### GIVEN PROBLEM:
State how many lines in the records hold the word "range", giving the number and no other text.

### Dataset records:
------------------------------
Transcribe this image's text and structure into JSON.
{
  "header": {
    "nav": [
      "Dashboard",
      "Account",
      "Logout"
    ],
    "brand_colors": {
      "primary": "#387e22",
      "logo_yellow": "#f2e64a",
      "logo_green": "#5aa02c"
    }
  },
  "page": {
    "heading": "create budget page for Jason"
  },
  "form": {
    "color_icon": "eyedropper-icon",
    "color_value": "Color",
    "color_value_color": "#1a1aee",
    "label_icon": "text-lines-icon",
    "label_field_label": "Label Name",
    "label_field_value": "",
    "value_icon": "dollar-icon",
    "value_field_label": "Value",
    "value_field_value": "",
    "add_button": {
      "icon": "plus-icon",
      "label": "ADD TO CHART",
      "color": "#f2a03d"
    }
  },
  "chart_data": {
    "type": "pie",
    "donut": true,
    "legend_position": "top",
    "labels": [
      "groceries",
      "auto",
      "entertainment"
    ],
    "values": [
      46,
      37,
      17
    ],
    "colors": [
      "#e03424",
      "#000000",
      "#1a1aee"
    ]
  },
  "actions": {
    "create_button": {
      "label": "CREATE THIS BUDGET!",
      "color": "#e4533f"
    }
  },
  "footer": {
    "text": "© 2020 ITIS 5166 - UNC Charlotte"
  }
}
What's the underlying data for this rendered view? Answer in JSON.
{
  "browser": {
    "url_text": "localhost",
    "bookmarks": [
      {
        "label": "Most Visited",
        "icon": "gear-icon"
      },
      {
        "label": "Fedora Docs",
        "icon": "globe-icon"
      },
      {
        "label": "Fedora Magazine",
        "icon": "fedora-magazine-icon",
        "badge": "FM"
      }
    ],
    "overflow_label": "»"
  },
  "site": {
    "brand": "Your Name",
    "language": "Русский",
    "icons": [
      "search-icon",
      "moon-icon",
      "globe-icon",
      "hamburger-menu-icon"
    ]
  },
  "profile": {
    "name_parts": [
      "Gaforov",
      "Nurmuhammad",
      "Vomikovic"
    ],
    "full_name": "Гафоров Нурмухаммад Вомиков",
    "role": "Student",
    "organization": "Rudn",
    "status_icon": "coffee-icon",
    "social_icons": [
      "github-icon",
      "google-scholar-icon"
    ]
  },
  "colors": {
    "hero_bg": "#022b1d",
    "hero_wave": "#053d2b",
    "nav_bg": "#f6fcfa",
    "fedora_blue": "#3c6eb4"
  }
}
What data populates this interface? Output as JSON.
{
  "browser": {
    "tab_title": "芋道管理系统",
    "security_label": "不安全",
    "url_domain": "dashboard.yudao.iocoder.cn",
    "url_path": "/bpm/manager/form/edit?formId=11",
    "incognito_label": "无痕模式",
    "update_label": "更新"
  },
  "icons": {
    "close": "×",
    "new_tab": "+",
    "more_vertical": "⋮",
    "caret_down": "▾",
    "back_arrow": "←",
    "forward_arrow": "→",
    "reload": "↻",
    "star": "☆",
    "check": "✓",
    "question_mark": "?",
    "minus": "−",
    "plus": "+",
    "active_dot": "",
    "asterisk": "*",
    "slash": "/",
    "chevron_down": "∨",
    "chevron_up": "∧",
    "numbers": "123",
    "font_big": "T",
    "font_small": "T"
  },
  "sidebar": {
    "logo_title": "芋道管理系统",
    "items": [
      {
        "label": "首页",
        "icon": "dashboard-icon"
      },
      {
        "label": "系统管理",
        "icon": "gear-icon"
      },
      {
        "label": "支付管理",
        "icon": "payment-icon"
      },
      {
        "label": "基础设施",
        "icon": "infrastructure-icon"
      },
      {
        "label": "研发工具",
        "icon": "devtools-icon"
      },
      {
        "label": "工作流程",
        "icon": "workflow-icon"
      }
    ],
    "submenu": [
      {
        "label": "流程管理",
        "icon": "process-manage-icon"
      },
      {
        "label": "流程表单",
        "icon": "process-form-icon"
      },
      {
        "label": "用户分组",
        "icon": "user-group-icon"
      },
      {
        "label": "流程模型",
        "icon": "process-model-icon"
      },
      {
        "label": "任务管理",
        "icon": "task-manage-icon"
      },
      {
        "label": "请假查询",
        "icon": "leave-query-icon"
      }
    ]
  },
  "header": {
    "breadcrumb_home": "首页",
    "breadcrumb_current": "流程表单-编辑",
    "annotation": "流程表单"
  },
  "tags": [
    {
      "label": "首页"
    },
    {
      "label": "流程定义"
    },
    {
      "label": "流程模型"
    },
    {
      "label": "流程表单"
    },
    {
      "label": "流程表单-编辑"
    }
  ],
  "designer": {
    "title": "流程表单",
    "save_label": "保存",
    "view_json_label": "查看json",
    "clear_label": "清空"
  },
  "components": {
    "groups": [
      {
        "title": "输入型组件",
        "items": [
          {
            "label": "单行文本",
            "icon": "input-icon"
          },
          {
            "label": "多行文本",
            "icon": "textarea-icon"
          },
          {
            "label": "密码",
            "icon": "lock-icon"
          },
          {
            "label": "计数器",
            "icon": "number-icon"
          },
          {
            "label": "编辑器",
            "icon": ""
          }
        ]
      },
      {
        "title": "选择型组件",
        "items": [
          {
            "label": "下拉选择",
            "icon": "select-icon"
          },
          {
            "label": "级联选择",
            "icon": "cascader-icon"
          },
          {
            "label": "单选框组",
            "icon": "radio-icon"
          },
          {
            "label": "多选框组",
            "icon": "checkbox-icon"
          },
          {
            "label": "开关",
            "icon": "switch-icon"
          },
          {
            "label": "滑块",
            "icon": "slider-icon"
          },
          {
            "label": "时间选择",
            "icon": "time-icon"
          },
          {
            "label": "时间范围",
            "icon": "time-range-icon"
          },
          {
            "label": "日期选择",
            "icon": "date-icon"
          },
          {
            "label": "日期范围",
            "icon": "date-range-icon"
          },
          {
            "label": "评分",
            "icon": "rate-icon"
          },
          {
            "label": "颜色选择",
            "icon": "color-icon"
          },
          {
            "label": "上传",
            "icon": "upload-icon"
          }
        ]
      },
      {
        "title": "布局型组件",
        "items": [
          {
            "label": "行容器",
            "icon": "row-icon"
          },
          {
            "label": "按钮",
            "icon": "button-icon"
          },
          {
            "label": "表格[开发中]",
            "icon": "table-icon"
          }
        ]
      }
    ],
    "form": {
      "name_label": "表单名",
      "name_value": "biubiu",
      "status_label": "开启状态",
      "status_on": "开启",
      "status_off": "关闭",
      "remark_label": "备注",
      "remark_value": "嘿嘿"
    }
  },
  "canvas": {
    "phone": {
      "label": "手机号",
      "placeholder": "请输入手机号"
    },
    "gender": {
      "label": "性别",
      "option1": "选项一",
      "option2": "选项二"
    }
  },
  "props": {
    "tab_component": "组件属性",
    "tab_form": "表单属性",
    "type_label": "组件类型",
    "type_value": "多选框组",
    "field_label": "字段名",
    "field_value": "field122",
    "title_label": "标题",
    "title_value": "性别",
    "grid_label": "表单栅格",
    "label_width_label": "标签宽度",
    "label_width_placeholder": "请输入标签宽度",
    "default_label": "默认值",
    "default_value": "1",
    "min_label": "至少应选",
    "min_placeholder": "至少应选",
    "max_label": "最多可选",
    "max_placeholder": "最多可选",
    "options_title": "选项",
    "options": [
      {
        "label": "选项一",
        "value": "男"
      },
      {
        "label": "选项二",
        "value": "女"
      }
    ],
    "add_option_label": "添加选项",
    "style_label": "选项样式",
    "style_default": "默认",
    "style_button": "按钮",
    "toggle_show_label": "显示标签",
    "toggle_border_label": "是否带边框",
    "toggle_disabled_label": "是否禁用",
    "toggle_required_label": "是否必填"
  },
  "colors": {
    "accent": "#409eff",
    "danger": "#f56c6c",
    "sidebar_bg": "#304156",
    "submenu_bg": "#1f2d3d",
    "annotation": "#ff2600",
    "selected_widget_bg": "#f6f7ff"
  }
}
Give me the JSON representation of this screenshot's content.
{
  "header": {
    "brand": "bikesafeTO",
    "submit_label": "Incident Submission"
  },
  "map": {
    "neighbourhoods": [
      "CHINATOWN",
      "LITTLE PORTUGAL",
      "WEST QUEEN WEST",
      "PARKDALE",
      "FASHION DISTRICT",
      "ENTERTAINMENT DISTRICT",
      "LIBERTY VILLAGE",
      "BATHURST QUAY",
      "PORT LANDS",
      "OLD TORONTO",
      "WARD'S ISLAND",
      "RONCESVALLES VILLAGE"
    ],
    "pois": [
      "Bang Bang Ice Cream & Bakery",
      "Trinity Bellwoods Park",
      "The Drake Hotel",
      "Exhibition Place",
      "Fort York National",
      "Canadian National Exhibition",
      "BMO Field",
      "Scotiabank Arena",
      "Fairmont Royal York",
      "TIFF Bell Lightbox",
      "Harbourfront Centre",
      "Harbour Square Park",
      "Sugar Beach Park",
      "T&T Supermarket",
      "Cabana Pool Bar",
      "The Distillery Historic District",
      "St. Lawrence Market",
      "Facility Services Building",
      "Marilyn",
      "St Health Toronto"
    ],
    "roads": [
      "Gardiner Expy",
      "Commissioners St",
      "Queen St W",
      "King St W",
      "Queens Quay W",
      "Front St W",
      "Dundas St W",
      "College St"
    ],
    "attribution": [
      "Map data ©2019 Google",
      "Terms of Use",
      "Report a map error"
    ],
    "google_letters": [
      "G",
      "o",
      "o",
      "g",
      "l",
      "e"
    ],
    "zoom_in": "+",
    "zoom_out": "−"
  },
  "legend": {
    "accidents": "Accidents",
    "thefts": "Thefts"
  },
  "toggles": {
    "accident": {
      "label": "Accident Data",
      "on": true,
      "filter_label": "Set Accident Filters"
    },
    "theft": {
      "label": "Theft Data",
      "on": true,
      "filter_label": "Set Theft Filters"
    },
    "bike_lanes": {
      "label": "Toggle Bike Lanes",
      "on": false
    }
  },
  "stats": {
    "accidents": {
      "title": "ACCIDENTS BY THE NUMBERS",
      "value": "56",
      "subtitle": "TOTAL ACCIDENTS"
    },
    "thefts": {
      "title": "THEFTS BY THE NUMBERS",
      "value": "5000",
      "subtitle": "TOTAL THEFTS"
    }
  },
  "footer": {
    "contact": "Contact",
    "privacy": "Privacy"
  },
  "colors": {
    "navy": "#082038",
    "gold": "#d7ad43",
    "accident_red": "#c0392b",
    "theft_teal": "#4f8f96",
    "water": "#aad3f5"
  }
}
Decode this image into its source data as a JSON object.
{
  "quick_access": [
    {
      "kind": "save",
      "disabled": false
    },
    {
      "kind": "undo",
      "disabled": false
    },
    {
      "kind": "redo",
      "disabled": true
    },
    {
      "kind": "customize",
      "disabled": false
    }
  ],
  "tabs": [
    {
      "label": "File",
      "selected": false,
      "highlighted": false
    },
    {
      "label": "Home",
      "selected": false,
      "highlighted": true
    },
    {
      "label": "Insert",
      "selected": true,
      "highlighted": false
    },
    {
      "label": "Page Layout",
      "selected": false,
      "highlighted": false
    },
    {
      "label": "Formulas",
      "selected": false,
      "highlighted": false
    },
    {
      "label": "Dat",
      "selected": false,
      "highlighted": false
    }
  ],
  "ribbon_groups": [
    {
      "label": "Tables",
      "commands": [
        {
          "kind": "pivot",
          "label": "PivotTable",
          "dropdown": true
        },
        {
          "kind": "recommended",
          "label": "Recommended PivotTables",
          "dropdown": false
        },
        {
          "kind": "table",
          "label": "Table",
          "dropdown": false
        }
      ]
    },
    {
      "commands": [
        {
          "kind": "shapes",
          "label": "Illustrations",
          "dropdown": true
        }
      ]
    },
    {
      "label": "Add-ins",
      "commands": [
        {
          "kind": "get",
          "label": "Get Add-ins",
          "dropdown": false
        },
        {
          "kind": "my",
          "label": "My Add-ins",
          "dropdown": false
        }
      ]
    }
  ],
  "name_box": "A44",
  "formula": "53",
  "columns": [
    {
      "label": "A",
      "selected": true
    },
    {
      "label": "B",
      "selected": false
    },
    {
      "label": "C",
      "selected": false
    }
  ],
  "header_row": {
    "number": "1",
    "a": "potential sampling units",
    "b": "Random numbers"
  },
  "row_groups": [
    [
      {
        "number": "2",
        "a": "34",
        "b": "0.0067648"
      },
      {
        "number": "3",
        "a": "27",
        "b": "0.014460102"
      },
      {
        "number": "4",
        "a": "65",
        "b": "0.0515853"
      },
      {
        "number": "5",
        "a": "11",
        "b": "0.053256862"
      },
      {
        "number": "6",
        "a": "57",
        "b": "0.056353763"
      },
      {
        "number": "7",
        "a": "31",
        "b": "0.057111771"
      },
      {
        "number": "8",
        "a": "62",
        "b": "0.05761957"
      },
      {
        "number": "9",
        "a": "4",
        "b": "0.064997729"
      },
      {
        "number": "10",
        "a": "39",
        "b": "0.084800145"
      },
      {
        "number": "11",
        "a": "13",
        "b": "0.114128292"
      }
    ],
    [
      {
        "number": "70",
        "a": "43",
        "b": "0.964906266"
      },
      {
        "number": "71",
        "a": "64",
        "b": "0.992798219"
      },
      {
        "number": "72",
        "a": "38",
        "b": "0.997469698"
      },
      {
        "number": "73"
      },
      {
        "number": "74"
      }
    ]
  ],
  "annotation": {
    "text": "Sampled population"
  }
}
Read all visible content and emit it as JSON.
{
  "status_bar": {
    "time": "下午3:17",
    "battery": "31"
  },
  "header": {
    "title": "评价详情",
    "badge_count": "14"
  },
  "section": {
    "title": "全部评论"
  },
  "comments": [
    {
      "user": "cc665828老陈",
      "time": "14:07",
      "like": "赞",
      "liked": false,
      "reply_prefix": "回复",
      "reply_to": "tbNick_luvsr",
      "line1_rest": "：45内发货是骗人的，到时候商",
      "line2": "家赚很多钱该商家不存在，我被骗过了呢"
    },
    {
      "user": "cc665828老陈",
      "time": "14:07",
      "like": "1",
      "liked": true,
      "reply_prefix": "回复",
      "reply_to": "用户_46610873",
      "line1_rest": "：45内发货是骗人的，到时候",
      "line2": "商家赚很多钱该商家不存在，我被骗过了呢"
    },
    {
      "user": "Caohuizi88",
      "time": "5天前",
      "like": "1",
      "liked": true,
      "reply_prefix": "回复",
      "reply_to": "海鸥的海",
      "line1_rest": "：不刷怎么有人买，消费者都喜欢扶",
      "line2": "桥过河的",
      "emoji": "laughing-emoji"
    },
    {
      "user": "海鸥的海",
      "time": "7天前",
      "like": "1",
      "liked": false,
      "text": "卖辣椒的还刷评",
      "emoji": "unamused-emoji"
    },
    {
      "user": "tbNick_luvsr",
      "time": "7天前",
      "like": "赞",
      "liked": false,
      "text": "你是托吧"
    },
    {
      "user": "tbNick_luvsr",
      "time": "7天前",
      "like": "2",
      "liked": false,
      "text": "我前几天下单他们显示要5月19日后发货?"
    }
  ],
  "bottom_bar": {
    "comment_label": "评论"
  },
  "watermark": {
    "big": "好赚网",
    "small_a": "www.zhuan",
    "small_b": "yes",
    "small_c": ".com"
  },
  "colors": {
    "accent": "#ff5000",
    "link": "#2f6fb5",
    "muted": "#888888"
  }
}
------------------------------
### EXPECTED ANSWER:
2